>> START
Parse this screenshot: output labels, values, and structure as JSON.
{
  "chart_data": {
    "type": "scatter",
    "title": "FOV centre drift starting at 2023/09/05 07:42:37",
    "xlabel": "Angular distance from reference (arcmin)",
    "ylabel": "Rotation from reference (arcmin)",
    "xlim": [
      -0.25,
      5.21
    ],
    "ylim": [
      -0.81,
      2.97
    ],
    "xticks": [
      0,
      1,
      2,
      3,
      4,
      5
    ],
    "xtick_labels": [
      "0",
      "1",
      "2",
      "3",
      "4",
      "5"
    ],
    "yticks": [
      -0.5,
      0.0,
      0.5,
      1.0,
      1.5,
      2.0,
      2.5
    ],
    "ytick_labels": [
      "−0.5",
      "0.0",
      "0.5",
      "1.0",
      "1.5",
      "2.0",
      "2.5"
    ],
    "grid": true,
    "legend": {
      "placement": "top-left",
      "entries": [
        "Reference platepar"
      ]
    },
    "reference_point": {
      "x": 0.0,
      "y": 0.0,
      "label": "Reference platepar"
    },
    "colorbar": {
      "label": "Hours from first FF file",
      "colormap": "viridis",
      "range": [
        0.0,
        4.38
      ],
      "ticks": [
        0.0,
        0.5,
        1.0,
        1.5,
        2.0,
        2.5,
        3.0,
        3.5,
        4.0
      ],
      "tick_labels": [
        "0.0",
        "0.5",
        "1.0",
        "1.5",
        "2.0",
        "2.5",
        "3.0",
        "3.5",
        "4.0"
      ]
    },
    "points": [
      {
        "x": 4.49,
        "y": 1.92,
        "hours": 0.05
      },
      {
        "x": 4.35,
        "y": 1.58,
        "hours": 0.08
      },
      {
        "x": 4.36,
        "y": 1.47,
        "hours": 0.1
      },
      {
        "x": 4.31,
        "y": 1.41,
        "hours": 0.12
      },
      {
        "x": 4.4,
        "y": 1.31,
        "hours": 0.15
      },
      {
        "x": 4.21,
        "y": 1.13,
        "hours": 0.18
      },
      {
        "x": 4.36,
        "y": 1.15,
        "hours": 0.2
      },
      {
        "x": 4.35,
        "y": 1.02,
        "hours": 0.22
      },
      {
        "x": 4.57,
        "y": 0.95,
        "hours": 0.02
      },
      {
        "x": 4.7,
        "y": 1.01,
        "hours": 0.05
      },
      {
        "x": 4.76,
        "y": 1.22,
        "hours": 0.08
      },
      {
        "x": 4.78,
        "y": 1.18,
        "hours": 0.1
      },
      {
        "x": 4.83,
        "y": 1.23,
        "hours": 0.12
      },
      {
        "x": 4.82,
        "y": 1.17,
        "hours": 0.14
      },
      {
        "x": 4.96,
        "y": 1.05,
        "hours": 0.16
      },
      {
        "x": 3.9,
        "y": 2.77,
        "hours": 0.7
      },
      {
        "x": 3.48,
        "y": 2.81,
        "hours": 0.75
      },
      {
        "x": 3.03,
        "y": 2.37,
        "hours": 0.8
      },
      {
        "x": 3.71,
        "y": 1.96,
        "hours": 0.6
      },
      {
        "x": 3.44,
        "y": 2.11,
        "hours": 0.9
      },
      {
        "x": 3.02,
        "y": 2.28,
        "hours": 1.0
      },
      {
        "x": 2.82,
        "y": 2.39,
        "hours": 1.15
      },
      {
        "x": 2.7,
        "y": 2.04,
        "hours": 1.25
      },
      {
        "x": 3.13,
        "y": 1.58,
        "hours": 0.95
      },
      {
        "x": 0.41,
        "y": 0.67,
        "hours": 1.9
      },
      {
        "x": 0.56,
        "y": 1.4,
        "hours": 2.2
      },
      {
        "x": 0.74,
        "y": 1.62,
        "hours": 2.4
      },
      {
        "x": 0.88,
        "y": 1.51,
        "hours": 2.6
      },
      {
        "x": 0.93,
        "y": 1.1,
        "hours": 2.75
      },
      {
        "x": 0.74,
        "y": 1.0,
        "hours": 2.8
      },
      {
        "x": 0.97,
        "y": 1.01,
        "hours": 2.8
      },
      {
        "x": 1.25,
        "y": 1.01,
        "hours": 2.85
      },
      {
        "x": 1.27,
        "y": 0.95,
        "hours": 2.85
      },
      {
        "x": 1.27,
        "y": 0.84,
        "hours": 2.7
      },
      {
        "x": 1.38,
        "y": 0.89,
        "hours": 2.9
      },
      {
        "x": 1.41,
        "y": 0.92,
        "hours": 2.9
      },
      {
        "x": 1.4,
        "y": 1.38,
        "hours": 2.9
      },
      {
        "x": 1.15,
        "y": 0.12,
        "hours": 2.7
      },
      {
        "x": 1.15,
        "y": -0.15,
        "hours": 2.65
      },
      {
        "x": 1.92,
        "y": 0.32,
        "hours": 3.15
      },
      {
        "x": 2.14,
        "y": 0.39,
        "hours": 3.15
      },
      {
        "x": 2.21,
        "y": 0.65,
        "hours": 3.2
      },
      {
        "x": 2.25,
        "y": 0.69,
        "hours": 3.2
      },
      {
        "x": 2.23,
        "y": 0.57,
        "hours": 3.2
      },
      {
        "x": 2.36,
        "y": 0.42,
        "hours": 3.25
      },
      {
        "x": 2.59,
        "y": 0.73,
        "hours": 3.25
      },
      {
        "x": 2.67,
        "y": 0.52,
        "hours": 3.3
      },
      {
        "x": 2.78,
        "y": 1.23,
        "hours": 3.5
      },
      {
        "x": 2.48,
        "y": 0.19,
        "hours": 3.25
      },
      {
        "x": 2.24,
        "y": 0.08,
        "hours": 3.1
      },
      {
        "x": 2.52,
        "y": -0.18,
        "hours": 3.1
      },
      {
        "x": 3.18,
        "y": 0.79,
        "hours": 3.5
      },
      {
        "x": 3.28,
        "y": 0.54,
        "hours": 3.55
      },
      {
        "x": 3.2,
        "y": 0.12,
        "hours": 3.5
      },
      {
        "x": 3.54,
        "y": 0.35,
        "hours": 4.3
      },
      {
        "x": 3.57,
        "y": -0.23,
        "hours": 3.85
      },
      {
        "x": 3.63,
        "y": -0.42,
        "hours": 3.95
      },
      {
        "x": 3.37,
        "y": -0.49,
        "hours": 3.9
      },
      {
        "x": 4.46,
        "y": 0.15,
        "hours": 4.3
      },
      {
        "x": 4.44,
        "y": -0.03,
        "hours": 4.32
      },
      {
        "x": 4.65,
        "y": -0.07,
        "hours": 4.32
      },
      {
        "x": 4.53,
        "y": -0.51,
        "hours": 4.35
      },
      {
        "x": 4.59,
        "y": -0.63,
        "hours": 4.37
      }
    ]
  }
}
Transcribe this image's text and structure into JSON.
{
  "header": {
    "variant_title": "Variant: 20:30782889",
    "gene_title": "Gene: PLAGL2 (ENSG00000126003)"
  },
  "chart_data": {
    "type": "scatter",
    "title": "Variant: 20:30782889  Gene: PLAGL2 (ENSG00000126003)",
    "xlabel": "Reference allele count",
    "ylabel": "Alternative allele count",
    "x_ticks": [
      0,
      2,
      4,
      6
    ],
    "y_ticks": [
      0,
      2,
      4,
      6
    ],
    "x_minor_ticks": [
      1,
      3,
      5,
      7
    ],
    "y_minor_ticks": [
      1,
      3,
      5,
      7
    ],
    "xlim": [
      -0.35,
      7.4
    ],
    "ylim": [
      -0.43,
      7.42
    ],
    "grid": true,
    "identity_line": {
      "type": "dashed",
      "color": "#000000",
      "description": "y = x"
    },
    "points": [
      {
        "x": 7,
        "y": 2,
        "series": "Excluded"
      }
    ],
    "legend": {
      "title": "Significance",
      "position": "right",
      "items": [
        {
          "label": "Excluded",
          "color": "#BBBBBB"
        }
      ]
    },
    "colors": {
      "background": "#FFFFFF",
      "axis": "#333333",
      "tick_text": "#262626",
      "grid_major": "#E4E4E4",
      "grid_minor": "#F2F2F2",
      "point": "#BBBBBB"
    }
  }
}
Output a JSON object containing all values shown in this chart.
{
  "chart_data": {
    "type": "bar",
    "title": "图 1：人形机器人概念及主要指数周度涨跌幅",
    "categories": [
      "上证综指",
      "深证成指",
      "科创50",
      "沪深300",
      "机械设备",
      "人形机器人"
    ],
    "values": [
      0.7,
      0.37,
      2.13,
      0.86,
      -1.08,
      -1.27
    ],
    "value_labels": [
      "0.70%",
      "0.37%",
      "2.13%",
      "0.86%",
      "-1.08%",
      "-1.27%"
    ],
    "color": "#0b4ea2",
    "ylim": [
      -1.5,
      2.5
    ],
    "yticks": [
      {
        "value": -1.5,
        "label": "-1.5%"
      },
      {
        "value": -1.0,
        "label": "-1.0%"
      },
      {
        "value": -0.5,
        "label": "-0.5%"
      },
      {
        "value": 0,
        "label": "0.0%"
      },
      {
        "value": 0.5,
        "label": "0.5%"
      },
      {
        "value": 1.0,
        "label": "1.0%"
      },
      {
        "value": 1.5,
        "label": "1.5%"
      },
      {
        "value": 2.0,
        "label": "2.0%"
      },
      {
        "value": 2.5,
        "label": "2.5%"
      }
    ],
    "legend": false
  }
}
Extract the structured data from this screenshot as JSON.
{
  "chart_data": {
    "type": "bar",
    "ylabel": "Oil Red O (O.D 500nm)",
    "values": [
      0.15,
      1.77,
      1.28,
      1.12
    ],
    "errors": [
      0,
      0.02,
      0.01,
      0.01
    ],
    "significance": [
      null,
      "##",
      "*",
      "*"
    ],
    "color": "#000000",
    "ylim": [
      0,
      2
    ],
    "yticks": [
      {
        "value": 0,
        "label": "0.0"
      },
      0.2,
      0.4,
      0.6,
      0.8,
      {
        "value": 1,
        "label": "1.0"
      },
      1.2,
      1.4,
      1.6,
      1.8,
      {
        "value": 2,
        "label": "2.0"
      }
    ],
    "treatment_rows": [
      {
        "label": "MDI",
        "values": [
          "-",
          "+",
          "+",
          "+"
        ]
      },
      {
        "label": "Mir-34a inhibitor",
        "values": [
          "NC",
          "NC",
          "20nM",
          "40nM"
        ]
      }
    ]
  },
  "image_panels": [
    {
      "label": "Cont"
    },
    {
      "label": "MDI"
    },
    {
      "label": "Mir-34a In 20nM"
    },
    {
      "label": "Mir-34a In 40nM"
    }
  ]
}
>> END
Write out again, exactly, the lines from the one holding "Extract the structured" through the end of the listing, with both ends included.

• [EXERCISE RESULT]
Extract the structured data from this screenshot as JSON.
{
  "chart_data": {
    "type": "bar",
    "ylabel": "Oil Red O (O.D 500nm)",
    "values": [
      0.15,
      1.77,
      1.28,
      1.12
    ],
    "errors": [
      0,
      0.02,
      0.01,
      0.01
    ],
    "significance": [
      null,
      "##",
      "*",
      "*"
    ],
    "color": "#000000",
    "ylim": [
      0,
      2
    ],
    "yticks": [
      {
        "value": 0,
        "label": "0.0"
      },
      0.2,
      0.4,
      0.6,
      0.8,
      {
        "value": 1,
        "label": "1.0"
      },
      1.2,
      1.4,
      1.6,
      1.8,
      {
        "value": 2,
        "label": "2.0"
      }
    ],
    "treatment_rows": [
      {
        "label": "MDI",
        "values": [
          "-",
          "+",
          "+",
          "+"
        ]
      },
      {
        "label": "Mir-34a inhibitor",
        "values": [
          "NC",
          "NC",
          "20nM",
          "40nM"
        ]
      }
    ]
  },
  "image_panels": [
    {
      "label": "Cont"
    },
    {
      "label": "MDI"
    },
    {
      "label": "Mir-34a In 20nM"
    },
    {
      "label": "Mir-34a In 40nM"
    }
  ]
}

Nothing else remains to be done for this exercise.